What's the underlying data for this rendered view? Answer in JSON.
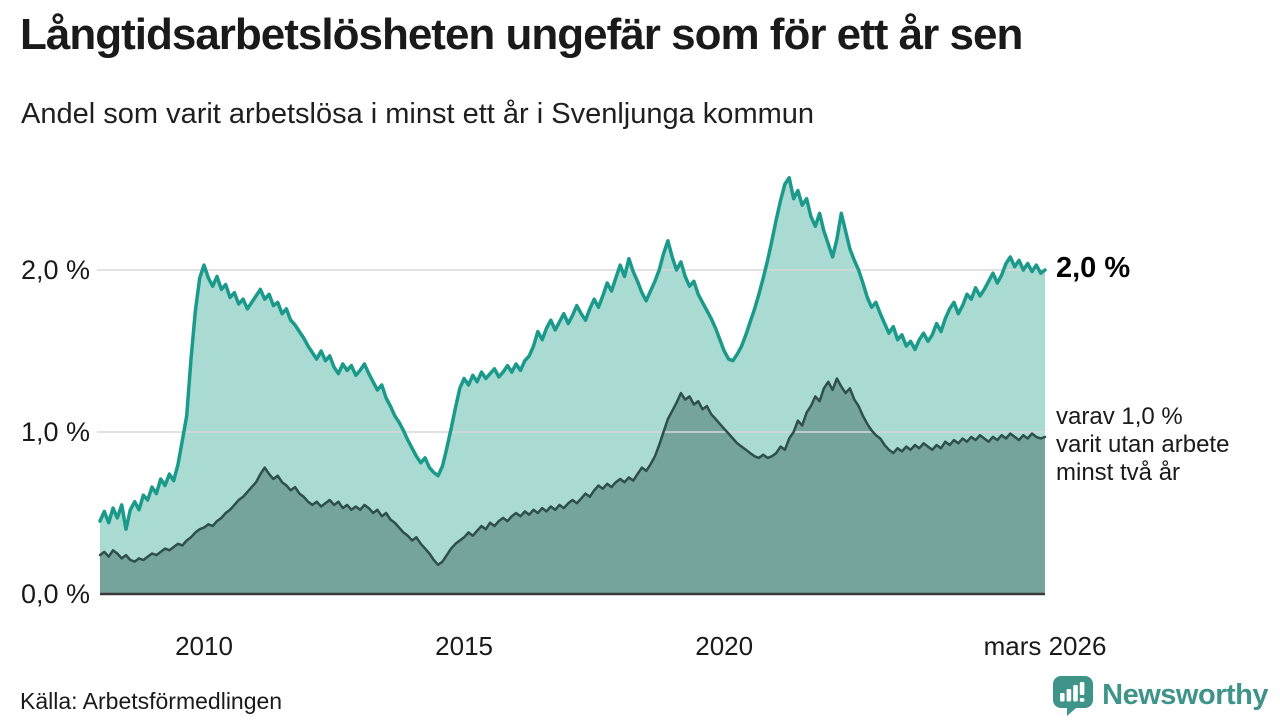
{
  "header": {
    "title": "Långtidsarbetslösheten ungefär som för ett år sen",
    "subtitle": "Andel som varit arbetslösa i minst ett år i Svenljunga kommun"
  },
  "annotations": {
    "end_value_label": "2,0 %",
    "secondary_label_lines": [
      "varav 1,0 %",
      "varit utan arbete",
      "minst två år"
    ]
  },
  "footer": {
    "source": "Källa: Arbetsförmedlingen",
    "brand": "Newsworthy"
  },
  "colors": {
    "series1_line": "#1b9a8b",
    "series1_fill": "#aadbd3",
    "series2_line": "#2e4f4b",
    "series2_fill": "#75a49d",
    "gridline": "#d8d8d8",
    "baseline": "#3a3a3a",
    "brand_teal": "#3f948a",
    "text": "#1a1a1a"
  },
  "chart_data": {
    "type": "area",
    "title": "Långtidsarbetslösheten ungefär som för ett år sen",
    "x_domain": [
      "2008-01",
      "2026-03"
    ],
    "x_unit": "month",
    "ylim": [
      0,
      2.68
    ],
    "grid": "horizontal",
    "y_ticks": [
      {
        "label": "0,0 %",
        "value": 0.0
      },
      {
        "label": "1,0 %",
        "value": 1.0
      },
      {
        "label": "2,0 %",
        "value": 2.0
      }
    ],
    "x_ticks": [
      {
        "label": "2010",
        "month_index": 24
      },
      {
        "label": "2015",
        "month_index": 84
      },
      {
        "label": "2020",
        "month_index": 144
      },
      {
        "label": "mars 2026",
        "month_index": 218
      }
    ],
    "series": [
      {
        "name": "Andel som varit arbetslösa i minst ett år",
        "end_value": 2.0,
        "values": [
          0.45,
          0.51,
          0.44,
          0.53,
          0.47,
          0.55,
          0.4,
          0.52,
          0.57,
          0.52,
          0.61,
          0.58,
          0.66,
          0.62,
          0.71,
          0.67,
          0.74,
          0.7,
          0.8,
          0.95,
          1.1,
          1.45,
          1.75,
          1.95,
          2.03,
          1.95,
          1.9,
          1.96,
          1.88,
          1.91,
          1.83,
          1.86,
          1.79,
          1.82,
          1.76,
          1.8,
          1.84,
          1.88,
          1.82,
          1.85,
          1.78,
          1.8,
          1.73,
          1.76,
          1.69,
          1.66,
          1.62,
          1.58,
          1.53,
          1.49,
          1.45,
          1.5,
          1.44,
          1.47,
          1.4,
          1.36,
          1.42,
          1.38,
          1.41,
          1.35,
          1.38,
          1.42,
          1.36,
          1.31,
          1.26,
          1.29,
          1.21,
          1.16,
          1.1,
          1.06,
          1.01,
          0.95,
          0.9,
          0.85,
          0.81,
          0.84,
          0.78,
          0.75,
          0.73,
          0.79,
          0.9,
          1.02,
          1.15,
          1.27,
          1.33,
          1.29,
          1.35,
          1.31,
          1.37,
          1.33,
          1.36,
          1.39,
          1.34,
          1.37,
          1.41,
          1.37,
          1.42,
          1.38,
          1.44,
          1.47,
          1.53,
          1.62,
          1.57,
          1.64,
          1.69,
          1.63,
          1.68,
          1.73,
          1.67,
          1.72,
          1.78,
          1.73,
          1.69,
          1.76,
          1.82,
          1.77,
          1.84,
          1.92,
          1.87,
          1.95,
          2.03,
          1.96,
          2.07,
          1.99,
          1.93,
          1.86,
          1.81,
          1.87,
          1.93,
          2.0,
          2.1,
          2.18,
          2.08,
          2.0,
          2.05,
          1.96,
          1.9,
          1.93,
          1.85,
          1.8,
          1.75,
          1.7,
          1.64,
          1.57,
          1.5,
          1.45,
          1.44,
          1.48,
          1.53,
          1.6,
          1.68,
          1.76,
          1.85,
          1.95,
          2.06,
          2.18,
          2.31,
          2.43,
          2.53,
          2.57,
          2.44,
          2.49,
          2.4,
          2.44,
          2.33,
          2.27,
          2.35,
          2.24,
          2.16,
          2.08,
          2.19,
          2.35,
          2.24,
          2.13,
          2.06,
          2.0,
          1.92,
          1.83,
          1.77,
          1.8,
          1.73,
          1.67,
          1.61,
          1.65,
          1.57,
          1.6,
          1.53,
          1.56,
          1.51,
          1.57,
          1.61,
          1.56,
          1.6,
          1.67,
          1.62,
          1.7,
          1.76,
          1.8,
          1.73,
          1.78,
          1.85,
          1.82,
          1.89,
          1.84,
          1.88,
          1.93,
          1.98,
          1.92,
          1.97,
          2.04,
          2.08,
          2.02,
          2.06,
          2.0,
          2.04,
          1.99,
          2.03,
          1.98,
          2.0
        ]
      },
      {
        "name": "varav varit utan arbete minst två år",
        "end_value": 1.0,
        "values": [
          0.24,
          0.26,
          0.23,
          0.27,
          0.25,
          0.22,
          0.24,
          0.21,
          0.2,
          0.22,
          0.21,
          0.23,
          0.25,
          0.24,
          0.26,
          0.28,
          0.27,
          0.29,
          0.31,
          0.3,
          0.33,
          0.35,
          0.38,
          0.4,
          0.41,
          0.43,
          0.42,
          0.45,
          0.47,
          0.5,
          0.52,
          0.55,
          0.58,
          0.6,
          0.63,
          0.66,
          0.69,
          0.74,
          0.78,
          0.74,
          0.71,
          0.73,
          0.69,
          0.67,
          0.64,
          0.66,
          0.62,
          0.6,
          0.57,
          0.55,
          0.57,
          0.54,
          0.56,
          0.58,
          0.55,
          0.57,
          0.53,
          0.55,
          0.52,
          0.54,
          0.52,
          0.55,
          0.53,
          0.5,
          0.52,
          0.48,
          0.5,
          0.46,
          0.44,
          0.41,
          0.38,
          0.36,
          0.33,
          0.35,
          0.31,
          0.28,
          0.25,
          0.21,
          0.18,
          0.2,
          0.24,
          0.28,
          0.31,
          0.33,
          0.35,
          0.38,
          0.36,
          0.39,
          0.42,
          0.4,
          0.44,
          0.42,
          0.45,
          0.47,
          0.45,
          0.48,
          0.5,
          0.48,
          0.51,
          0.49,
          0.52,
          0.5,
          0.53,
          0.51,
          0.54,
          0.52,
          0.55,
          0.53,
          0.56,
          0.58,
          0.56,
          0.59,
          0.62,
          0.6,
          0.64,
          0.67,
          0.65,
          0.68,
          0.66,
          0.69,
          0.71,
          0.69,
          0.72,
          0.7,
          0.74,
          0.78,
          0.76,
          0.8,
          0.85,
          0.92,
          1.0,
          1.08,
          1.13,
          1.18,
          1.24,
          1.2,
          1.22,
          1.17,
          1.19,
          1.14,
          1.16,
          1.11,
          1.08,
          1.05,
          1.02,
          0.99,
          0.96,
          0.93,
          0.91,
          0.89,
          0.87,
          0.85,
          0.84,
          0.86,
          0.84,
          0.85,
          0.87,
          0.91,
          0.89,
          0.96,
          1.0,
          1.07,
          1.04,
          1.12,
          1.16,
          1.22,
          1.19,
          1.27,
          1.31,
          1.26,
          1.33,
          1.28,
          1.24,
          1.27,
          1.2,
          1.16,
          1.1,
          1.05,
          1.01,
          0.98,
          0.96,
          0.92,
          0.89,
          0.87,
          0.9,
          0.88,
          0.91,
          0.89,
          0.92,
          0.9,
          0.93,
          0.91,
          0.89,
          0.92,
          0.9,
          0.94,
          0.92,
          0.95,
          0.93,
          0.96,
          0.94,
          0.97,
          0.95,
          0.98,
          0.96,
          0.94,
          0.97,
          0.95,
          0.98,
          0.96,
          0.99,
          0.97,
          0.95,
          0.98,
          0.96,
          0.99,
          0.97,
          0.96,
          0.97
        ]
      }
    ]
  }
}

- - - - - - -

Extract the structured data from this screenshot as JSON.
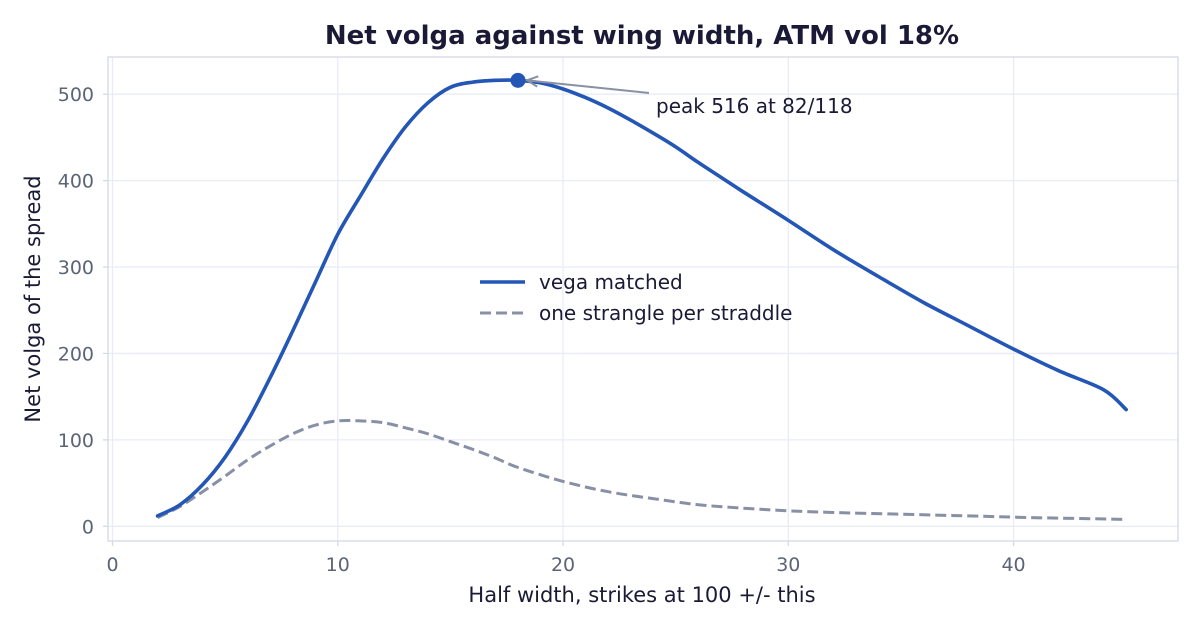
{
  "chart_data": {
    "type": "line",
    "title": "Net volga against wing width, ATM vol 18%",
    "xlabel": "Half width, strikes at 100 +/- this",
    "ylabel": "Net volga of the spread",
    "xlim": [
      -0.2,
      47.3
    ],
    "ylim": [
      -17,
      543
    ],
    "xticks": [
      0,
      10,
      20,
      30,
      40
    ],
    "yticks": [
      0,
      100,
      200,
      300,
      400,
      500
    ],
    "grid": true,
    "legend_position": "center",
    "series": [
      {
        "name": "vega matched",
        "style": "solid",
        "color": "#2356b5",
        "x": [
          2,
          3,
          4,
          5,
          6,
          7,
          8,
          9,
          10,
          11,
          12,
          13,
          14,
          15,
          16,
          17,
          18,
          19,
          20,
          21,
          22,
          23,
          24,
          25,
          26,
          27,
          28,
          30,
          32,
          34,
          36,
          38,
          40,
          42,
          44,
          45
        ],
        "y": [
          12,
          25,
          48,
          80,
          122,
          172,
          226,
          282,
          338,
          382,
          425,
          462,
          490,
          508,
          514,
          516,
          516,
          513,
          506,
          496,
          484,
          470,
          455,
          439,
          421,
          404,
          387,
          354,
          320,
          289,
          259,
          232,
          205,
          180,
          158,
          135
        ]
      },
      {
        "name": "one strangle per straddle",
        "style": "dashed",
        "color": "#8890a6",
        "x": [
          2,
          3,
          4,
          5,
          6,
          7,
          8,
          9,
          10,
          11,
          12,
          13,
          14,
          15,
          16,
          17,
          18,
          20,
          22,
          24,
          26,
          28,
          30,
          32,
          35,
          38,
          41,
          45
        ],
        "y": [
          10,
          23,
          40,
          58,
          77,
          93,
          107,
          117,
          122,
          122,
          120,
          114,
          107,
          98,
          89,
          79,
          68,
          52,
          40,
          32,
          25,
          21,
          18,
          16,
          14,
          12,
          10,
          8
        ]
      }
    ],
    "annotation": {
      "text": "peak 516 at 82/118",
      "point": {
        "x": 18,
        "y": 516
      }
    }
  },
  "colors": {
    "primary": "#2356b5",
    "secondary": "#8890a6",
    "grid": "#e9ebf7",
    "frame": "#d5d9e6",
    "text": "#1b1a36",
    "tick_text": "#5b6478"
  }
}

- - - - - - -

Each line containing the word "volga" counts once; say how many such lines there are, giving only the number.

> _Exercise result_: 2